• What the exercise asks
Every entry must be echoed exactly.
• • • • •
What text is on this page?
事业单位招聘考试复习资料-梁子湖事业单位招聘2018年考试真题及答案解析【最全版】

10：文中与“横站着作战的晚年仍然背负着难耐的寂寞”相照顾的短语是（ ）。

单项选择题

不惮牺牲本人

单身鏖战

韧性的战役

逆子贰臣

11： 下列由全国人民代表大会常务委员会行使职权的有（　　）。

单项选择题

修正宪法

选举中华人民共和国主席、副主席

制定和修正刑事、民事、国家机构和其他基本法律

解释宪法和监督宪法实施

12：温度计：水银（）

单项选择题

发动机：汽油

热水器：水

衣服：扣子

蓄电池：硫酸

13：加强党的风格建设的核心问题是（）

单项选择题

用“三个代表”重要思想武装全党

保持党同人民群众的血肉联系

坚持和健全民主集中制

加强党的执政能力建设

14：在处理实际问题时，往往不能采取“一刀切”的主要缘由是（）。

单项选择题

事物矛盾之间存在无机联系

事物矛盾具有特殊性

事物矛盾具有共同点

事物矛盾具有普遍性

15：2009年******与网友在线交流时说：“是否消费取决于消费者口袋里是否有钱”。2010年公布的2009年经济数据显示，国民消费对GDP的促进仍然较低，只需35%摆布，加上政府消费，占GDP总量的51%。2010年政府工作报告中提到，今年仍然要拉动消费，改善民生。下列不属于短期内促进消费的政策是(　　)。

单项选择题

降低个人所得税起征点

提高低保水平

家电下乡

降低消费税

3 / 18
• • • • •
• Solution to this problem
What text is on this page?
事业单位招聘考试复习资料-梁子湖事业单位招聘2018年考试真题及答案解析【最全版】

10：文中与“横站着作战的晚年仍然背负着难耐的寂寞”相照顾的短语是（ ）。

单项选择题

不惮牺牲本人

单身鏖战

韧性的战役

逆子贰臣

11： 下列由全国人民代表大会常务委员会行使职权的有（　　）。

单项选择题

修正宪法

选举中华人民共和国主席、副主席

制定和修正刑事、民事、国家机构和其他基本法律

解释宪法和监督宪法实施

12：温度计：水银（）

单项选择题

发动机：汽油

热水器：水

衣服：扣子

蓄电池：硫酸

13：加强党的风格建设的核心问题是（）

单项选择题

用“三个代表”重要思想武装全党

保持党同人民群众的血肉联系

坚持和健全民主集中制

加强党的执政能力建设

14：在处理实际问题时，往往不能采取“一刀切”的主要缘由是（）。

单项选择题

事物矛盾之间存在无机联系

事物矛盾具有特殊性

事物矛盾具有共同点

事物矛盾具有普遍性

15：2009年******与网友在线交流时说：“是否消费取决于消费者口袋里是否有钱”。2010年公布的2009年经济数据显示，国民消费对GDP的促进仍然较低，只需35%摆布，加上政府消费，占GDP总量的51%。2010年政府工作报告中提到，今年仍然要拉动消费，改善民生。下列不属于短期内促进消费的政策是(　　)。

单项选择题

降低个人所得税起征点

提高低保水平

家电下乡

降低消费税

3 / 18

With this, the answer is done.